▸ Set problem: Identify all lines in the data containing the string "evoq". Copy them out.

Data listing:
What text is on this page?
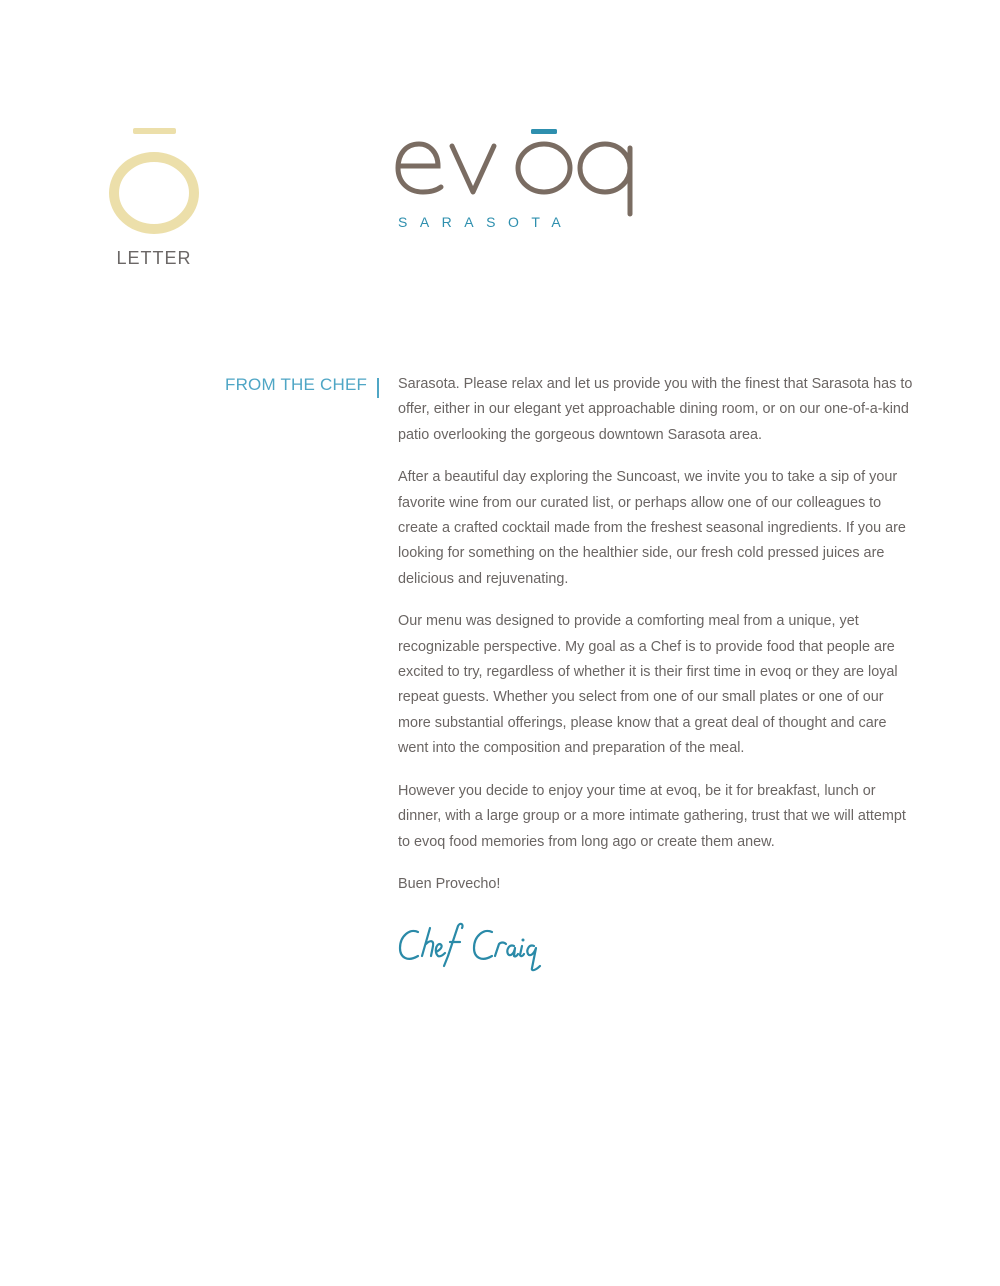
LETTER
SARASOTA
FROM THE CHEF Sarasota. Please relax and let us provide you with the finest that Sarasota has to offer, either in our elegant yet approachable dining room, or on our one-of-a-kind patio overlooking the gorgeous downtown Sarasota area.

After a beautiful day exploring the Suncoast, we invite you to take a sip of your favorite wine from our curated list, or perhaps allow one of our colleagues to create a crafted cocktail made from the freshest seasonal ingredients. If you are looking for something on the healthier side, our fresh cold pressed juices are delicious and rejuvenating.

Our menu was designed to provide a comforting meal from a unique, yet recognizable perspective. My goal as a Chef is to provide food that people are excited to try, regardless of whether it is their first time in evoq or they are loyal repeat guests. Whether you select from one of our small plates or one of our more substantial offerings, please know that a great deal of thought and care went into the composition and preparation of the meal.

However you decide to enjoy your time at evoq, be it for breakfast, lunch or dinner, with a large group or a more intimate gathering, trust that we will attempt to evoq food memories from long ago or create them anew.

Buen Provecho!
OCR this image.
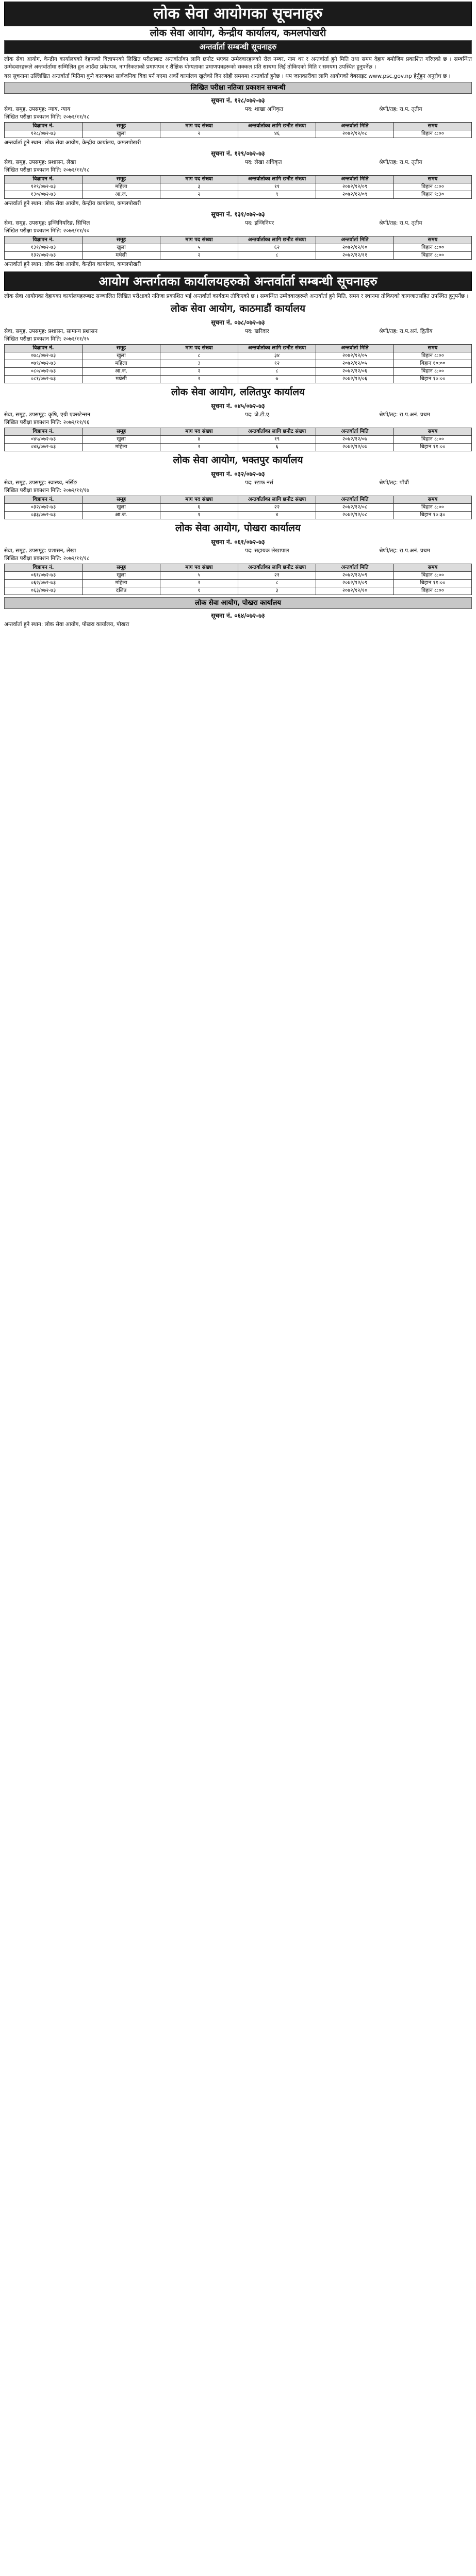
लोक सेवा आयोगका सूचनाहरु
लोक सेवा आयोग, केन्द्रीय कार्यालय, कमलपोखरी
अन्तर्वार्ता सम्बन्धी सूचनाहरु
लोक सेवा आयोग, केन्द्रीय कार्यालयको देहायको विज्ञापनको लिखित परीक्षाबाट अन्तर्वार्ताका लागि छनौट भएका उम्मेदवारहरूको रोल नम्बर, नाम थर र अन्तर्वार्ता हुने मिति तथा समय देहाय बमोजिम प्रकाशित गरिएको छ । सम्बन्धित उम्मेदवारहरूले अन्तर्वार्तामा सम्मिलित हुन आउँदा प्रवेशपत्र, नागरिकताको प्रमाणपत्र र शैक्षिक योग्यताका प्रमाणपत्रहरूको सक्कल प्रति साथमा लिई तोकिएको मिति र समयमा उपस्थित हुनुपर्नेछ ।
यस सूचनामा उल्लिखित अन्तर्वार्ता मितिमा कुनै कारणवश सार्वजनिक बिदा पर्न गएमा अर्को कार्यालय खुलेको दिन सोही समयमा अन्तर्वार्ता हुनेछ । थप जानकारीका लागि आयोगको वेबसाइट www.psc.gov.np हेर्नुहुन अनुरोध छ ।
लिखित परीक्षा नतिजा प्रकाशन सम्बन्धी
सूचना नं. १२८/०७२-७३
सेवा, समूह, उपसमूह: न्याय, न्याय	पद: शाखा अधिकृत	श्रेणी/तह: रा.प. तृतीय
लिखित परीक्षा प्रकाशन मिति: २०७२/११/१८
विज्ञापन नं.	समूह	माग पद संख्या	अन्तर्वार्ताका लागि छनौट संख्या	अन्तर्वार्ता मिति	समय
१२८/०७२-७३	खुला	२	४६	२०७२/१२/०८	बिहान ८:००
अन्तर्वार्ता हुने स्थान: लोक सेवा आयोग, केन्द्रीय कार्यालय, कमलपोखरी
सूचना नं. १२९/०७२-७३
सेवा, समूह, उपसमूह: प्रशासन, लेखा	पद: लेखा अधिकृत	श्रेणी/तह: रा.प. तृतीय
लिखित परीक्षा प्रकाशन मिति: २०७२/११/१८
विज्ञापन नं.	समूह	माग पद संख्या	अन्तर्वार्ताका लागि छनौट संख्या	अन्तर्वार्ता मिति	समय
१२९/०७२-७३	महिला	३	११	२०७२/१२/०९	बिहान ८:००
१३०/०७२-७३	आ.ज.	२	९	२०७२/१२/०९	बिहान ९:३०
अन्तर्वार्ता हुने स्थान: लोक सेवा आयोग, केन्द्रीय कार्यालय, कमलपोखरी
सूचना नं. १३१/०७२-७३
सेवा, समूह, उपसमूह: इन्जिनियरिङ, सिभिल	पद: इन्जिनियर	श्रेणी/तह: रा.प. तृतीय
लिखित परीक्षा प्रकाशन मिति: २०७२/११/२०
विज्ञापन नं.	समूह	माग पद संख्या	अन्तर्वार्ताका लागि छनौट संख्या	अन्तर्वार्ता मिति	समय
१३१/०७२-७३	खुला	५	६२	२०७२/१२/१०	बिहान ८:००
१३२/०७२-७३	मधेसी	२	८	२०७२/१२/११	बिहान ८:००
अन्तर्वार्ता हुने स्थान: लोक सेवा आयोग, केन्द्रीय कार्यालय, कमलपोखरी
आयोग अन्तर्गतका कार्यालयहरुको अन्तर्वार्ता सम्बन्धी सूचनाहरु
लोक सेवा आयोगका देहायका कार्यालयहरूबाट सञ्चालित लिखित परीक्षाको नतिजा प्रकाशित भई अन्तर्वार्ता कार्यक्रम तोकिएको छ । सम्बन्धित उम्मेदवारहरूले अन्तर्वार्ता हुने मिति, समय र स्थानमा तोकिएको कागजातसहित उपस्थित हुनुपर्नेछ ।
लोक सेवा आयोग, काठमाडौं कार्यालय
सूचना नं. ०७८/०७२-७३
सेवा, समूह, उपसमूह: प्रशासन, सामान्य प्रशासन	पद: खरिदार	श्रेणी/तह: रा.प.अनं. द्वितीय
लिखित परीक्षा प्रकाशन मिति: २०७२/११/१५
विज्ञापन नं.	समूह	माग पद संख्या	अन्तर्वार्ताका लागि छनौट संख्या	अन्तर्वार्ता मिति	समय
०७८/०७२-७३	खुला	८	३४	२०७२/१२/०५	बिहान ८:००
०७९/०७२-७३	महिला	३	१२	२०७२/१२/०५	बिहान १०:००
०८०/०७२-७३	आ.ज.	२	८	२०७२/१२/०६	बिहान ८:००
०८१/०७२-७३	मधेसी	२	७	२०७२/१२/०६	बिहान १०:००
लोक सेवा आयोग, ललितपुर कार्यालय
सूचना नं. ०४५/०७२-७३
सेवा, समूह, उपसमूह: कृषि, एग्री एक्सटेन्सन	पद: जे.टी.ए.	श्रेणी/तह: रा.प.अनं. प्रथम
लिखित परीक्षा प्रकाशन मिति: २०७२/११/१६
विज्ञापन नं.	समूह	माग पद संख्या	अन्तर्वार्ताका लागि छनौट संख्या	अन्तर्वार्ता मिति	समय
०४५/०७२-७३	खुला	४	१९	२०७२/१२/०७	बिहान ८:००
०४६/०७२-७३	महिला	२	६	२०७२/१२/०७	बिहान ११:००
लोक सेवा आयोग, भक्तपुर कार्यालय
सूचना नं. ०३२/०७२-७३
सेवा, समूह, उपसमूह: स्वास्थ्य, नर्सिङ	पद: स्टाफ नर्स	श्रेणी/तह: पाँचौं
लिखित परीक्षा प्रकाशन मिति: २०७२/११/१७
विज्ञापन नं.	समूह	माग पद संख्या	अन्तर्वार्ताका लागि छनौट संख्या	अन्तर्वार्ता मिति	समय
०३२/०७२-७३	खुला	६	२२	२०७२/१२/०८	बिहान ८:००
०३३/०७२-७३	आ.ज.	१	४	२०७२/१२/०८	बिहान १०:३०
लोक सेवा आयोग, पोखरा कार्यालय
सूचना नं. ०६१/०७२-७३
सेवा, समूह, उपसमूह: प्रशासन, लेखा	पद: सहायक लेखापाल	श्रेणी/तह: रा.प.अनं. प्रथम
लिखित परीक्षा प्रकाशन मिति: २०७२/११/१८
विज्ञापन नं.	समूह	माग पद संख्या	अन्तर्वार्ताका लागि छनौट संख्या	अन्तर्वार्ता मिति	समय
०६१/०७२-७३	खुला	५	२१	२०७२/१२/०९	बिहान ८:००
०६२/०७२-७३	महिला	२	८	२०७२/१२/०९	बिहान ११:००
०६३/०७२-७३	दलित	१	३	२०७२/१२/१०	बिहान ८:००
लोक सेवा आयोग, पोखरा कार्यालय
सूचना नं. ०६४/०७२-७३
अन्तर्वार्ता हुने स्थान: लोक सेवा आयोग, पोखरा कार्यालय, पोखरा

▸ Task result:
Our menu was designed to provide a comforting meal from a unique, yet recognizable perspective. My goal as a Chef is to provide food that people are excited to try, regardless of whether it is their first time in evoq or they are loyal repeat guests. Whether you select from one of our small plates or one of our more substantial offerings, please know that a great deal of thought and care went into the composition and preparation of the meal.
However you decide to enjoy your time at evoq, be it for breakfast, lunch or dinner, with a large group or a more intimate gathering, trust that we will attempt to evoq food memories from long ago or create them anew.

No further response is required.